• _Problem to work on_
Transcribe the material verbatim in full; the pictures do not belong in the copy.

• _Data listing_
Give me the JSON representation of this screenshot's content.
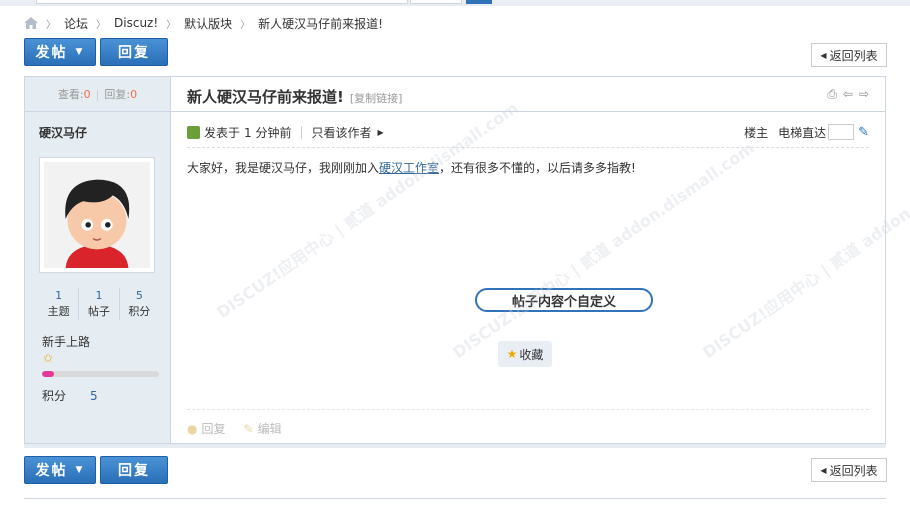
{
  "breadcrumb": [
    "论坛",
    "Discuz!",
    "默认版块",
    "新人硬汉马仔前来报道!"
  ],
  "buttons": {
    "post": "发帖",
    "reply": "回复",
    "back": "返回列表"
  },
  "stats": {
    "views_label": "查看:",
    "views": "0",
    "replies_label": "回复:",
    "replies": "0"
  },
  "author": {
    "name": "硬汉马仔",
    "counts": [
      {
        "value": "1",
        "label": "主题"
      },
      {
        "value": "1",
        "label": "帖子"
      },
      {
        "value": "5",
        "label": "积分"
      }
    ],
    "rank": "新手上路",
    "progress": 0.1,
    "score_label": "积分",
    "score": "5"
  },
  "post": {
    "title": "新人硬汉马仔前来报道!",
    "copy_link": "[复制链接]",
    "posted": "发表于",
    "time": "1 分钟前",
    "only_author": "只看该作者",
    "floor": "楼主",
    "jump_label": "电梯直达",
    "content_before": "大家好，我是硬汉马仔，我刚刚加入",
    "content_link": "硬汉工作室",
    "content_after": "，还有很多不懂的，以后请多多指教!",
    "custom_label": "帖子内容个自定义",
    "favorite": "收藏",
    "reply_action": "回复",
    "edit_action": "编辑"
  },
  "watermark": "DISCUZ!应用中心 | 贰道 addon.dismall.com",
  "colors": {
    "accent": "#2f74b9",
    "side_bg": "#e5edf2",
    "highlight": "#f26c4f",
    "progress": "#e2389a"
  }
}
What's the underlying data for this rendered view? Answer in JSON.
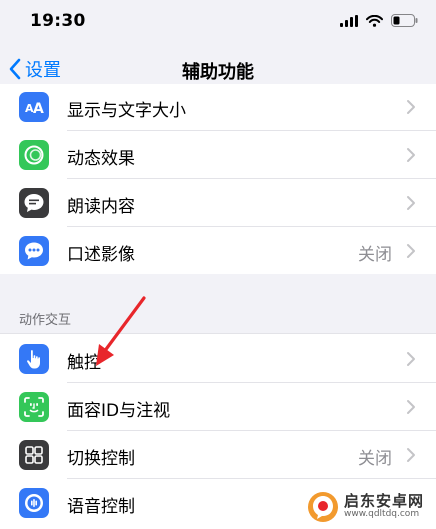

• _Full output_
Give me the JSON representation of this screenshot's content.
{
  "breadcrumb": [
    "论坛",
    "Discuz!",
    "默认版块",
    "新人硬汉马仔前来报道!"
  ],
  "buttons": {
    "post": "发帖",
    "reply": "回复",
    "back": "返回列表"
  },
  "stats": {
    "views_label": "查看:",
    "views": "0",
    "replies_label": "回复:",
    "replies": "0"
  },
  "author": {
    "name": "硬汉马仔",
    "counts": [
      {
        "value": "1",
        "label": "主题"
      },
      {
        "value": "1",
        "label": "帖子"
      },
      {
        "value": "5",
        "label": "积分"
      }
    ],
    "rank": "新手上路",
    "progress": 0.1,
    "score_label": "积分",
    "score": "5"
  },
  "post": {
    "title": "新人硬汉马仔前来报道!",
    "copy_link": "[复制链接]",
    "posted": "发表于",
    "time": "1 分钟前",
    "only_author": "只看该作者",
    "floor": "楼主",
    "jump_label": "电梯直达",
    "content_before": "大家好，我是硬汉马仔，我刚刚加入",
    "content_link": "硬汉工作室",
    "content_after": "，还有很多不懂的，以后请多多指教!",
    "custom_label": "帖子内容个自定义",
    "favorite": "收藏",
    "reply_action": "回复",
    "edit_action": "编辑"
  },
  "watermark": "DISCUZ!应用中心 | 贰道 addon.dismall.com",
  "colors": {
    "accent": "#2f74b9",
    "side_bg": "#e5edf2",
    "highlight": "#f26c4f",
    "progress": "#e2389a"
  }
}
What's the underlying data for this rendered view? Answer in JSON.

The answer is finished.